[REQUIRED WORK]
Write out the whole listing word for word.

— begin ROWS —

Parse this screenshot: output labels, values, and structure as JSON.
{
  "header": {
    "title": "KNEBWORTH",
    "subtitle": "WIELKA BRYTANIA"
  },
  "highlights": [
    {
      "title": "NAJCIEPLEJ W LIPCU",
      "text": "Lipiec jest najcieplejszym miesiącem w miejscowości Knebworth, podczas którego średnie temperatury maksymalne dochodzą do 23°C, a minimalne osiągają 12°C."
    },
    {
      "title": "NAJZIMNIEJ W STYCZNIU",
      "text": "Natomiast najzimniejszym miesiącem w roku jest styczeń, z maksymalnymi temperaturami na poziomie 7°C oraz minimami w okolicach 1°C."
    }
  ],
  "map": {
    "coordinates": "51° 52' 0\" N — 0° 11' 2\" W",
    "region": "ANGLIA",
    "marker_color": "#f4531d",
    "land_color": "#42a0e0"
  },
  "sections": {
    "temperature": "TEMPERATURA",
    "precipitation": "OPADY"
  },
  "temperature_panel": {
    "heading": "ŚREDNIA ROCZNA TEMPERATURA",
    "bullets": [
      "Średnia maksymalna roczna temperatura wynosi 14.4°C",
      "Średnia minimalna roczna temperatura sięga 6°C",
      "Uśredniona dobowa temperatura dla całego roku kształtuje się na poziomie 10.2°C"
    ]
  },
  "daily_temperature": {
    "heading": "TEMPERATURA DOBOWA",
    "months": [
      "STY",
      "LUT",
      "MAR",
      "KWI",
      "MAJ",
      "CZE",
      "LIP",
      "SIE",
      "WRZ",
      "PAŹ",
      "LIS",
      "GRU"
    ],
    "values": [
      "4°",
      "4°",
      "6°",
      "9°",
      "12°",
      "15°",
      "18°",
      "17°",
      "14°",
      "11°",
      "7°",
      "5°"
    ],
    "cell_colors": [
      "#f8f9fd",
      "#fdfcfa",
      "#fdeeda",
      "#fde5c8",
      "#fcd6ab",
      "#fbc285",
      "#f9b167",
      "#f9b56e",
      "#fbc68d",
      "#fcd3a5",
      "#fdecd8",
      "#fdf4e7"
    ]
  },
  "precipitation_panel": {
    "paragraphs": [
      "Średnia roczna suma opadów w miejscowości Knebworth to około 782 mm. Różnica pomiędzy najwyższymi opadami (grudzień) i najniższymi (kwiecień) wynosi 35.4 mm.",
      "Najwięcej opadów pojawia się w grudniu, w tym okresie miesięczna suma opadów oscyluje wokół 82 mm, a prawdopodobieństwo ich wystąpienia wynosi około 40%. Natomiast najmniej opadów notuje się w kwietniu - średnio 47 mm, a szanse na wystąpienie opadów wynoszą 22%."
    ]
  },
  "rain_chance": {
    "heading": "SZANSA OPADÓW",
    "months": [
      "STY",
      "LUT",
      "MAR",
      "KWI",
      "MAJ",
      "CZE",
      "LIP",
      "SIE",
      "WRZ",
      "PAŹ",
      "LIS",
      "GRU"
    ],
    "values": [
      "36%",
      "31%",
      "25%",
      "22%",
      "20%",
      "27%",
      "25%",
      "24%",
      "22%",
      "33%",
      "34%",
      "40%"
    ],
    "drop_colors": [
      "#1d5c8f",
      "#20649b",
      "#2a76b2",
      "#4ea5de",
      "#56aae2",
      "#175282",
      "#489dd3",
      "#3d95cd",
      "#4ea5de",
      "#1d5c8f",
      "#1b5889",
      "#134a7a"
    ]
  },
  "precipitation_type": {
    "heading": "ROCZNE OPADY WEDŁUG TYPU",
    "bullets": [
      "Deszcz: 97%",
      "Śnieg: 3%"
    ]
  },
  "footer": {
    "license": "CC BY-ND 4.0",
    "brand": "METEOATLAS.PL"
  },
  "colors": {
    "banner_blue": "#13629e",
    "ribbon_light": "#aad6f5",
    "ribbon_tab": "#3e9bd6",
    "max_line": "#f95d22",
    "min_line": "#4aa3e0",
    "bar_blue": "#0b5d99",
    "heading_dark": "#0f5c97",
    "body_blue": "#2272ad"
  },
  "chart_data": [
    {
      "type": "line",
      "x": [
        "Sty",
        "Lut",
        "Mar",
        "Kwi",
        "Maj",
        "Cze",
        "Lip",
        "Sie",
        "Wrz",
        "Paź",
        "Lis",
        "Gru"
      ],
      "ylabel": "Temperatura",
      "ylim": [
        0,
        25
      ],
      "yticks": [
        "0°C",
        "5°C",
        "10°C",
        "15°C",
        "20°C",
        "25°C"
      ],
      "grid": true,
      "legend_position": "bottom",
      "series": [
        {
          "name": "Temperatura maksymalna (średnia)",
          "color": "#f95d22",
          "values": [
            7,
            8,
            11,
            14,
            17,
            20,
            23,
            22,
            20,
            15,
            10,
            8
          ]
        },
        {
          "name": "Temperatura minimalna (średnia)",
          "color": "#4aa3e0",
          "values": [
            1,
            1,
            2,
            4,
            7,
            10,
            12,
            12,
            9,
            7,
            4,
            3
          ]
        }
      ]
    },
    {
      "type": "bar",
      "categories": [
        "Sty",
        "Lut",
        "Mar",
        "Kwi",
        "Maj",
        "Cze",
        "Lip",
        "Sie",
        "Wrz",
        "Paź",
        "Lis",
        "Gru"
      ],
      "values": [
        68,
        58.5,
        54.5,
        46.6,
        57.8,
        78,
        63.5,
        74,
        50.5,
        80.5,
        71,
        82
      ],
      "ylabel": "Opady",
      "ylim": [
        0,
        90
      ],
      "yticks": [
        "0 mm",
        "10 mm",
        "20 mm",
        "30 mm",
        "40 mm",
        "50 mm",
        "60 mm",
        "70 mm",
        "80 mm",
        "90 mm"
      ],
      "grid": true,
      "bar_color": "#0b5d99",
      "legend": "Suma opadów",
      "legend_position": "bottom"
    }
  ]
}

— end ROWS —

[FULL RESPONSE]
Parse this screenshot: output labels, values, and structure as JSON.
{
  "header": {
    "title": "KNEBWORTH",
    "subtitle": "WIELKA BRYTANIA"
  },
  "highlights": [
    {
      "title": "NAJCIEPLEJ W LIPCU",
      "text": "Lipiec jest najcieplejszym miesiącem w miejscowości Knebworth, podczas którego średnie temperatury maksymalne dochodzą do 23°C, a minimalne osiągają 12°C."
    },
    {
      "title": "NAJZIMNIEJ W STYCZNIU",
      "text": "Natomiast najzimniejszym miesiącem w roku jest styczeń, z maksymalnymi temperaturami na poziomie 7°C oraz minimami w okolicach 1°C."
    }
  ],
  "map": {
    "coordinates": "51° 52' 0\" N — 0° 11' 2\" W",
    "region": "ANGLIA",
    "marker_color": "#f4531d",
    "land_color": "#42a0e0"
  },
  "sections": {
    "temperature": "TEMPERATURA",
    "precipitation": "OPADY"
  },
  "temperature_panel": {
    "heading": "ŚREDNIA ROCZNA TEMPERATURA",
    "bullets": [
      "Średnia maksymalna roczna temperatura wynosi 14.4°C",
      "Średnia minimalna roczna temperatura sięga 6°C",
      "Uśredniona dobowa temperatura dla całego roku kształtuje się na poziomie 10.2°C"
    ]
  },
  "daily_temperature": {
    "heading": "TEMPERATURA DOBOWA",
    "months": [
      "STY",
      "LUT",
      "MAR",
      "KWI",
      "MAJ",
      "CZE",
      "LIP",
      "SIE",
      "WRZ",
      "PAŹ",
      "LIS",
      "GRU"
    ],
    "values": [
      "4°",
      "4°",
      "6°",
      "9°",
      "12°",
      "15°",
      "18°",
      "17°",
      "14°",
      "11°",
      "7°",
      "5°"
    ],
    "cell_colors": [
      "#f8f9fd",
      "#fdfcfa",
      "#fdeeda",
      "#fde5c8",
      "#fcd6ab",
      "#fbc285",
      "#f9b167",
      "#f9b56e",
      "#fbc68d",
      "#fcd3a5",
      "#fdecd8",
      "#fdf4e7"
    ]
  },
  "precipitation_panel": {
    "paragraphs": [
      "Średnia roczna suma opadów w miejscowości Knebworth to około 782 mm. Różnica pomiędzy najwyższymi opadami (grudzień) i najniższymi (kwiecień) wynosi 35.4 mm.",
      "Najwięcej opadów pojawia się w grudniu, w tym okresie miesięczna suma opadów oscyluje wokół 82 mm, a prawdopodobieństwo ich wystąpienia wynosi około 40%. Natomiast najmniej opadów notuje się w kwietniu - średnio 47 mm, a szanse na wystąpienie opadów wynoszą 22%."
    ]
  },
  "rain_chance": {
    "heading": "SZANSA OPADÓW",
    "months": [
      "STY",
      "LUT",
      "MAR",
      "KWI",
      "MAJ",
      "CZE",
      "LIP",
      "SIE",
      "WRZ",
      "PAŹ",
      "LIS",
      "GRU"
    ],
    "values": [
      "36%",
      "31%",
      "25%",
      "22%",
      "20%",
      "27%",
      "25%",
      "24%",
      "22%",
      "33%",
      "34%",
      "40%"
    ],
    "drop_colors": [
      "#1d5c8f",
      "#20649b",
      "#2a76b2",
      "#4ea5de",
      "#56aae2",
      "#175282",
      "#489dd3",
      "#3d95cd",
      "#4ea5de",
      "#1d5c8f",
      "#1b5889",
      "#134a7a"
    ]
  },
  "precipitation_type": {
    "heading": "ROCZNE OPADY WEDŁUG TYPU",
    "bullets": [
      "Deszcz: 97%",
      "Śnieg: 3%"
    ]
  },
  "footer": {
    "license": "CC BY-ND 4.0",
    "brand": "METEOATLAS.PL"
  },
  "colors": {
    "banner_blue": "#13629e",
    "ribbon_light": "#aad6f5",
    "ribbon_tab": "#3e9bd6",
    "max_line": "#f95d22",
    "min_line": "#4aa3e0",
    "bar_blue": "#0b5d99",
    "heading_dark": "#0f5c97",
    "body_blue": "#2272ad"
  },
  "chart_data": [
    {
      "type": "line",
      "x": [
        "Sty",
        "Lut",
        "Mar",
        "Kwi",
        "Maj",
        "Cze",
        "Lip",
        "Sie",
        "Wrz",
        "Paź",
        "Lis",
        "Gru"
      ],
      "ylabel": "Temperatura",
      "ylim": [
        0,
        25
      ],
      "yticks": [
        "0°C",
        "5°C",
        "10°C",
        "15°C",
        "20°C",
        "25°C"
      ],
      "grid": true,
      "legend_position": "bottom",
      "series": [
        {
          "name": "Temperatura maksymalna (średnia)",
          "color": "#f95d22",
          "values": [
            7,
            8,
            11,
            14,
            17,
            20,
            23,
            22,
            20,
            15,
            10,
            8
          ]
        },
        {
          "name": "Temperatura minimalna (średnia)",
          "color": "#4aa3e0",
          "values": [
            1,
            1,
            2,
            4,
            7,
            10,
            12,
            12,
            9,
            7,
            4,
            3
          ]
        }
      ]
    },
    {
      "type": "bar",
      "categories": [
        "Sty",
        "Lut",
        "Mar",
        "Kwi",
        "Maj",
        "Cze",
        "Lip",
        "Sie",
        "Wrz",
        "Paź",
        "Lis",
        "Gru"
      ],
      "values": [
        68,
        58.5,
        54.5,
        46.6,
        57.8,
        78,
        63.5,
        74,
        50.5,
        80.5,
        71,
        82
      ],
      "ylabel": "Opady",
      "ylim": [
        0,
        90
      ],
      "yticks": [
        "0 mm",
        "10 mm",
        "20 mm",
        "30 mm",
        "40 mm",
        "50 mm",
        "60 mm",
        "70 mm",
        "80 mm",
        "90 mm"
      ],
      "grid": true,
      "bar_color": "#0b5d99",
      "legend": "Suma opadów",
      "legend_position": "bottom"
    }
  ]
}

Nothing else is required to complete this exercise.